+++ Passage shown +++

These were the questions that gripped the latest murder trial of the French serial killer, dubbed the Ogre of the Ardennes.

Thirty years after the killing, would Michel Fourniret finally tell the victim’s family and her husband, who sat opposite him in the courtroom in Versailles, where she lay?

It took Fourniret, who with his ex-wife Monique Olivier is already serving life for the rape and murder of seven girls and young women they killed in a “virgin-hunting” spree, nearly three decades to finally confess to the murder of British student Joanna Parrish.

Parrish’s naked body was found the day after she was reported missing in May 1990 while she was living in the Burgundy region during a year abroad.

Fourniret had long been suspected of the 20-year-old’s rape and murder but it was only earlier this year that he told police he was the culprit. That case could come to trial as early as next year.

The verdict in Fourniret and Olivier’s current trial in Versailles, for the 1988 murder of 30-year-old Farida Hammiche, was a foregone conclusion, given that both had confessed to the crime.

So the focus was on how the French equivalent of Britain’s Fred and Rosemary West went about their grim business, the buried gangsters’ gold, the betrayed friend and the chateau purchased with ill-gotten gains.

But above all it was about trying to make the 76-year-old serial killer reveal how he had disposed of Hammiche’s corpse.

An undated picture of murder victim Farida Hammiche (handout from family)
An undated picture of murder victim Farida Hammiche (handout from family) (Handout from family)

Fourniret, whose glasses, white hair and beard would let him easily pass for a pastor or university professor, wore faded jeans and a black jumper tucked into his trousers as he calmly watched the proceedings that culminated late on Friday in another life sentence for him and 20 years for his wife.

Monique Olivier, now 70, who for years helped him kidnap girls and then watched through a one-way mirror as he raped and killed them, sometimes with a screwdriver, sat awkwardly on the same court bench, never speaking to her ex-husband and rarely even looking at him.

The court heard how Fourniret befriended the career criminal Jean-Pierre Hellegouarch, who was Hammiche’s husband, when the pair briefly shared a cell in 1984, when the former was serving time for sexual assault and the latter for robbery.

Hellegouarch got wind of where a notorious band of Paris bank robbers, nicknamed the Gang des Postiches (Wigs Gang) because of the hairpieces they wore when on the job, had buried 20 kilos of gold bars and coins.

+++

__Objective a__
Decide whether each statement agrees with the passage about the Fourniret trial, answering yes or no and quoting the words of the passage that settle it: (i) Joanna Parrish's body was found the day after she was reported missing; (ii) Monique Olivier received a life sentence in the Versailles trial; (iii) Fourniret and Hellegouarch shared a cell in 1984.

+++ Records for the exercise +++

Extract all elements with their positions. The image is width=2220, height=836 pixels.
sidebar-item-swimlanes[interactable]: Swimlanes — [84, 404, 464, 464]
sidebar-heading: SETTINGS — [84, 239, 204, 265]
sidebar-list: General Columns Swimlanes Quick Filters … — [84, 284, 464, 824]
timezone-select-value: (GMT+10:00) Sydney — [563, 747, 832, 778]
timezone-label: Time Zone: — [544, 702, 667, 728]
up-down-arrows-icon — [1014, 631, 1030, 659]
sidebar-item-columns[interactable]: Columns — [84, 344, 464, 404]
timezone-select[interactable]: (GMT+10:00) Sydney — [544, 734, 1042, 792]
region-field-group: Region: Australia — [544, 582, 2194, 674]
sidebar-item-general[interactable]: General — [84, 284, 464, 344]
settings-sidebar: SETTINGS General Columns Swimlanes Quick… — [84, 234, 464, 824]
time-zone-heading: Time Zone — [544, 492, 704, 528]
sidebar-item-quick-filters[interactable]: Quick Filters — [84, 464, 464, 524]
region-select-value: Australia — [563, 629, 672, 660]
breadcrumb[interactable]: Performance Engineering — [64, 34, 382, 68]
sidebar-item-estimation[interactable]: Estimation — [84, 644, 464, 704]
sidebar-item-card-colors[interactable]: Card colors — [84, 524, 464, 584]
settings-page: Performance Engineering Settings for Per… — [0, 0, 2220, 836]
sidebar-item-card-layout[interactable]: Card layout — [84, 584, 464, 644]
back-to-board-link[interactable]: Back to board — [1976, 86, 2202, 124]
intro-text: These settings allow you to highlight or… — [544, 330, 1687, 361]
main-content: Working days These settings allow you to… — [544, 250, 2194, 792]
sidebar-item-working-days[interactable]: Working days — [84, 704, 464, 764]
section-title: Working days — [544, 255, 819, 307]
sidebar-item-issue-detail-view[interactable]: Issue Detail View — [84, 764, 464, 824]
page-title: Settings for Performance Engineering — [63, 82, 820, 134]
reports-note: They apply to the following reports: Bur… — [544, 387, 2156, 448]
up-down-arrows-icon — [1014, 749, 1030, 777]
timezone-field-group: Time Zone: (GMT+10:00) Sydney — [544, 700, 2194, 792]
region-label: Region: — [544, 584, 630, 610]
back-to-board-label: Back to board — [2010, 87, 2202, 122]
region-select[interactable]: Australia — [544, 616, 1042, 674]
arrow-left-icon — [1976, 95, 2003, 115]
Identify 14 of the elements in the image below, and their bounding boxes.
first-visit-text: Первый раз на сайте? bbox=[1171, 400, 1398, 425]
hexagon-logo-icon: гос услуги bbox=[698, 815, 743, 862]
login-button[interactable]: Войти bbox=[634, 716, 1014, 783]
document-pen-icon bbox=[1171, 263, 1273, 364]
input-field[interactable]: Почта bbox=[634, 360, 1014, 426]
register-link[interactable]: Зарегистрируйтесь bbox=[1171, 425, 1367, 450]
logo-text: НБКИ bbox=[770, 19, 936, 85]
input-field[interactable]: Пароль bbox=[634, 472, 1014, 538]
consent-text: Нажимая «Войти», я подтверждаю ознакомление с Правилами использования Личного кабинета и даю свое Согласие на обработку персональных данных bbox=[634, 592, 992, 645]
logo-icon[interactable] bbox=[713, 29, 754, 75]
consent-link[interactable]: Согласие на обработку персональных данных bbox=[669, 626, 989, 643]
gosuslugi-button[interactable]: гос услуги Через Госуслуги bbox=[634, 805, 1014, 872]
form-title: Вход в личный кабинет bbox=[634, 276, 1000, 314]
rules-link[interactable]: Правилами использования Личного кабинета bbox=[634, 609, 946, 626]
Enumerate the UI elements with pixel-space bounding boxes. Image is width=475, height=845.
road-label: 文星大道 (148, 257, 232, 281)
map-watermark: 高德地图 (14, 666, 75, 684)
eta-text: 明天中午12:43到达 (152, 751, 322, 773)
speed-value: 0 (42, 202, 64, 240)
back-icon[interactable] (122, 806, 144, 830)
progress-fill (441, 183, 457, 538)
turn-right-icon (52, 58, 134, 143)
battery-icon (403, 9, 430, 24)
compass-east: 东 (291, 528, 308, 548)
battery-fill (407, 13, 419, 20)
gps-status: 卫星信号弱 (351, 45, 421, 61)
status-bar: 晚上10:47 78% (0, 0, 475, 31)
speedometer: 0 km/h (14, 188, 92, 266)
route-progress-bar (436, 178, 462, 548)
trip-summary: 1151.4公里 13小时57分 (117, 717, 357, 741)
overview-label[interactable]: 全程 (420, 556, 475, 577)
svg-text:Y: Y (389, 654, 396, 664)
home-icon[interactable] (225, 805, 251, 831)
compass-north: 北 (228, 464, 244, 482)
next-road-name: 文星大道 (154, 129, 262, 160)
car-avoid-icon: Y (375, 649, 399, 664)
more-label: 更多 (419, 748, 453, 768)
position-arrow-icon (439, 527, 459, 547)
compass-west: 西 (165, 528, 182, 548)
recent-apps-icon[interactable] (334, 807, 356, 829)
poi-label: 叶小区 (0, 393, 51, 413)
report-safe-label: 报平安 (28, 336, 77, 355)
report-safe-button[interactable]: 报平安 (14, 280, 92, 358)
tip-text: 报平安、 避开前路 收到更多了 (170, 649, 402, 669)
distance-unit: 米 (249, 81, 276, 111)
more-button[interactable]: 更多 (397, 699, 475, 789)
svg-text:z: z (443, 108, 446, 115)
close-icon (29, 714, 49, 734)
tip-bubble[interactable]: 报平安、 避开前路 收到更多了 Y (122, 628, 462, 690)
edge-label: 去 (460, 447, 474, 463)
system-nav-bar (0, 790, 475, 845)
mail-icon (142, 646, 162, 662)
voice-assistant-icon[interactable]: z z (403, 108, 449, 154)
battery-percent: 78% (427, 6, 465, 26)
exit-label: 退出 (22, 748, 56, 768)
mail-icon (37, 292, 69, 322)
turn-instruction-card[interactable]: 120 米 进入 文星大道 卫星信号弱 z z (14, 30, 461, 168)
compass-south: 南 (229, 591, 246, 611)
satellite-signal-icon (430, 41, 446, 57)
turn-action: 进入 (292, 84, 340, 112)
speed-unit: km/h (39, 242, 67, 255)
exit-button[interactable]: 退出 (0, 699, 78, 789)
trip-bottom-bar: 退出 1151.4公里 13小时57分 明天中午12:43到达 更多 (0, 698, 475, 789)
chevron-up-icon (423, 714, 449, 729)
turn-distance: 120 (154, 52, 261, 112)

+++

__Objective b__
Rewrite the records from their first line down to the line containing "arrow-left-icon — [1976, 95, 2003, 115]", both ends included, changing "Australia" to "New Zealand" and leaving everything else unchanged.

__Worked answer a__
(i) Yes: "Parrish’s naked body was found the day after she was reported missing in May 1990"
(ii) No: "another life sentence for him and 20 years for his wife"
(iii) Yes: "when the pair briefly shared a cell in 1984"

__Worked answer b__
Extract all elements with their positions. The image is width=2220, height=836 pixels.
sidebar-item-swimlanes[interactable]: Swimlanes — [84, 404, 464, 464]
sidebar-heading: SETTINGS — [84, 239, 204, 265]
sidebar-list: General Columns Swimlanes Quick Filters … — [84, 284, 464, 824]
timezone-select-value: (GMT+10:00) Sydney — [563, 747, 832, 778]
timezone-label: Time Zone: — [544, 702, 667, 728]
up-down-arrows-icon — [1014, 631, 1030, 659]
sidebar-item-columns[interactable]: Columns — [84, 344, 464, 404]
timezone-select[interactable]: (GMT+10:00) Sydney — [544, 734, 1042, 792]
region-field-group: Region: New Zealand — [544, 582, 2194, 674]
sidebar-item-general[interactable]: General — [84, 284, 464, 344]
settings-sidebar: SETTINGS General Columns Swimlanes Quick… — [84, 234, 464, 824]
time-zone-heading: Time Zone — [544, 492, 704, 528]
sidebar-item-quick-filters[interactable]: Quick Filters — [84, 464, 464, 524]
region-select-value: New Zealand — [563, 629, 672, 660]
breadcrumb[interactable]: Performance Engineering — [64, 34, 382, 68]
sidebar-item-estimation[interactable]: Estimation — [84, 644, 464, 704]
sidebar-item-card-colors[interactable]: Card colors — [84, 524, 464, 584]
settings-page: Performance Engineering Settings for Per… — [0, 0, 2220, 836]
sidebar-item-card-layout[interactable]: Card layout — [84, 584, 464, 644]
back-to-board-link[interactable]: Back to board — [1976, 86, 2202, 124]
intro-text: These settings allow you to highlight or… — [544, 330, 1687, 361]
main-content: Working days These settings allow you to… — [544, 250, 2194, 792]
sidebar-item-working-days[interactable]: Working days — [84, 704, 464, 764]
section-title: Working days — [544, 255, 819, 307]
sidebar-item-issue-detail-view[interactable]: Issue Detail View — [84, 764, 464, 824]
page-title: Settings for Performance Engineering — [63, 82, 820, 134]
reports-note: They apply to the following reports: Bur… — [544, 387, 2156, 448]
up-down-arrows-icon — [1014, 749, 1030, 777]
timezone-field-group: Time Zone: (GMT+10:00) Sydney — [544, 700, 2194, 792]
region-label: Region: — [544, 584, 630, 610]
back-to-board-label: Back to board — [2010, 87, 2202, 122]
region-select[interactable]: New Zealand — [544, 616, 1042, 674]
arrow-left-icon — [1976, 95, 2003, 115]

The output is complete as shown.